A. Standard of Review

[19] The parties agree that the standard of review of the officer’s decision is reasonableness, as described in Vavilov. The onus is on the applicant to demonstrate that the decision is unreasonable: Vavilov, at paras 75 and 100.

[20] Reasonableness review entails a sensitive and respectful, but robust, evaluation of administrative decisions: Vavilov, at paras 12-13. In conducting a reasonableness review, a court must consider the outcome of the administrative decision in light of its underlying rationale in order to ensure that the decision as a whole is transparent, intelligible and justified: Vavilov, at para 15.

[21] The starting point is the reasons provided by the decision maker: Vavilov, at para 84. The Court’s review considers both the reasoning process and the outcome: Vavilov, at paras 83 and 86. A reasonable decision is one that is based on an internally coherent and a rational chain of analysis and is justified in relation to the facts and law that constrain the decision maker: Vavilov, at paras 85, 90 and 99. The reviewing court must read the reasons holistically and contextually, and in conjunction with the record that was before the decision-maker: Vavilov, at paras 91-96, 97 and 103. See also Canada Post Corp v Canadian Union of Postal Workers, 2019 SCC 67, at paras 28-32.

[22] The Supreme Court in Vavilov, at paragraph 101, identified two types of fundamental flaws that may lead a reviewing court to conclude that a decision was unreasonable: a failure of rationality internal to the reasoning process in the decision; and when a decision is in some respect untenable in light of the relevant factual and legal constraints that bear on it.

B. Was the Officer’s Decision Unreasonable?

(1) The Applicant’s Status as a Widow and the Authenticity of the Letter to the Justice of the Peace

[23] The applicant submitted that the officer failed to make a clear finding of fact about whether the applicant’s status as a widow was accepted or rejected. In addition, the applicant maintained that the officer failed to make a clear finding as to the authenticity of the letter sent by her brother requesting that a Sri Lankan Justice of the Peace verify the disappearance of her husband.

• [PARTS OF THE EXERCISE]:
a. From the judicial review excerpt, retype the passage starting with "B. Was the Officer’s" and going on through "of her husband.".
b. According to the judicial review excerpt, which paragraph of Vavilov identifies the two types of fundamental flaws that may make a decision unreasonable?
c. List every heading in the judicial review excerpt.

[Labeled box listing]
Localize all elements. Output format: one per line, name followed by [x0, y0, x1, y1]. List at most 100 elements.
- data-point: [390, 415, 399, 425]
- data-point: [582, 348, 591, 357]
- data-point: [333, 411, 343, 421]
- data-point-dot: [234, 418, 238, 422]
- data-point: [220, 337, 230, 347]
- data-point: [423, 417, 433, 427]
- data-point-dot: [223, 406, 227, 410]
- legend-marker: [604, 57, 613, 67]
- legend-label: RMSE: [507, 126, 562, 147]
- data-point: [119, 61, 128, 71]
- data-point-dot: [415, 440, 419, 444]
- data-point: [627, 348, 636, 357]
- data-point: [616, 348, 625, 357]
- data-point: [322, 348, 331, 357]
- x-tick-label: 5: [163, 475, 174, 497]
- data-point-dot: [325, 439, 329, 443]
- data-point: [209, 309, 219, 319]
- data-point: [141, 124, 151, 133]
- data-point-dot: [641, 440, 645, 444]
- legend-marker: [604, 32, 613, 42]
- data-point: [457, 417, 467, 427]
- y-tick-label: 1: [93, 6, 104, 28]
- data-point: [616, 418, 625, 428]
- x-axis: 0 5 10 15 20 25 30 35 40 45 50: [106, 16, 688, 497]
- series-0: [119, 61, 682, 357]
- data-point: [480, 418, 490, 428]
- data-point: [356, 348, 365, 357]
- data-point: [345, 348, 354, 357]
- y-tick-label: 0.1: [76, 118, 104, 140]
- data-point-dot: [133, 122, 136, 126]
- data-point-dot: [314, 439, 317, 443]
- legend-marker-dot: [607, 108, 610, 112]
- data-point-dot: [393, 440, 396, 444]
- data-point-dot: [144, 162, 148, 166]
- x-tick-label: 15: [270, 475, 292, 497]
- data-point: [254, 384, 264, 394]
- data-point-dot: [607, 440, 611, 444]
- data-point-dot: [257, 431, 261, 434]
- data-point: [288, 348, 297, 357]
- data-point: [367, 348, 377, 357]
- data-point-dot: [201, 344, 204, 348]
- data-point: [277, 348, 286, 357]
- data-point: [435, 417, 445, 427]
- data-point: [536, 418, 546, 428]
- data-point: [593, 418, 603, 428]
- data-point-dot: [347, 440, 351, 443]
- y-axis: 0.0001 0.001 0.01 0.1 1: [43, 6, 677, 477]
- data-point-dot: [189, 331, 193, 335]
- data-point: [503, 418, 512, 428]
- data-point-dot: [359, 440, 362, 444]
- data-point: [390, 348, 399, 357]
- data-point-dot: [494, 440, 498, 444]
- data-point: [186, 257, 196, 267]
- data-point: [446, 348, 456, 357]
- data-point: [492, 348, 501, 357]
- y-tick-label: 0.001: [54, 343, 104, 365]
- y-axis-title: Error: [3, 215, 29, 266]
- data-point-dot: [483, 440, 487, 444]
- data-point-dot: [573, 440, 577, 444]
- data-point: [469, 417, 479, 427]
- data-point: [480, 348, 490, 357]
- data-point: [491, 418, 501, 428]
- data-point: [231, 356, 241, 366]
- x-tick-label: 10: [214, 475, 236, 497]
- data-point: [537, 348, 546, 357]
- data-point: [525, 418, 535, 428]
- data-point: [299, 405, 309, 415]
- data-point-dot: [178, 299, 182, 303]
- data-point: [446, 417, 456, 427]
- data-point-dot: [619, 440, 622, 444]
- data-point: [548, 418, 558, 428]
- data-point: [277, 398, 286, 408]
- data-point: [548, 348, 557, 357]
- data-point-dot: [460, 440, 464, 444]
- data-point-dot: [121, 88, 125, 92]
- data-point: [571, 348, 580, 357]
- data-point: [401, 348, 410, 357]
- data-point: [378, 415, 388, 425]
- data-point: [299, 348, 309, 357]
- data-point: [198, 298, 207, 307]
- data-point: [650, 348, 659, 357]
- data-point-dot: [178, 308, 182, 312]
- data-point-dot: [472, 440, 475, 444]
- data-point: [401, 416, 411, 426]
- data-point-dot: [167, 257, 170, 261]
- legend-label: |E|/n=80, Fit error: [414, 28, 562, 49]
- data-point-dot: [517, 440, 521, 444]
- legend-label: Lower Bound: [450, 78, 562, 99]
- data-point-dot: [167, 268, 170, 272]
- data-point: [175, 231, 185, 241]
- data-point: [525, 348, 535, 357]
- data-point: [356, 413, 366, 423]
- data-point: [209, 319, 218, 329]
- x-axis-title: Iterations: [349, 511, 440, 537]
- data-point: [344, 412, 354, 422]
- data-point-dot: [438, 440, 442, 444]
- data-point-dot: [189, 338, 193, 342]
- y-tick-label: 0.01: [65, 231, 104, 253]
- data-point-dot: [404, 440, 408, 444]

• [ANSWERS PROVIDED]:
a.
B. Was the Officer’s Decision Unreasonable?

(1) The Applicant’s Status as a Widow and the Authenticity of the Letter to the Justice of the Peace

[23] The applicant submitted that the officer failed to make a clear finding of fact about whether the applicant’s status as a widow was accepted or rejected. In addition, the applicant maintained that the officer failed to make a clear finding as to the authenticity of the letter sent by her brother requesting that a Sri Lankan Justice of the Peace verify the disappearance of her husband.

b. Paragraph 101.

c.
- A. Standard of Review
- B. Was the Officer’s Decision Unreasonable?
- (1) The Applicant’s Status as a Widow and the Authenticity of the Letter to the Justice of the Peace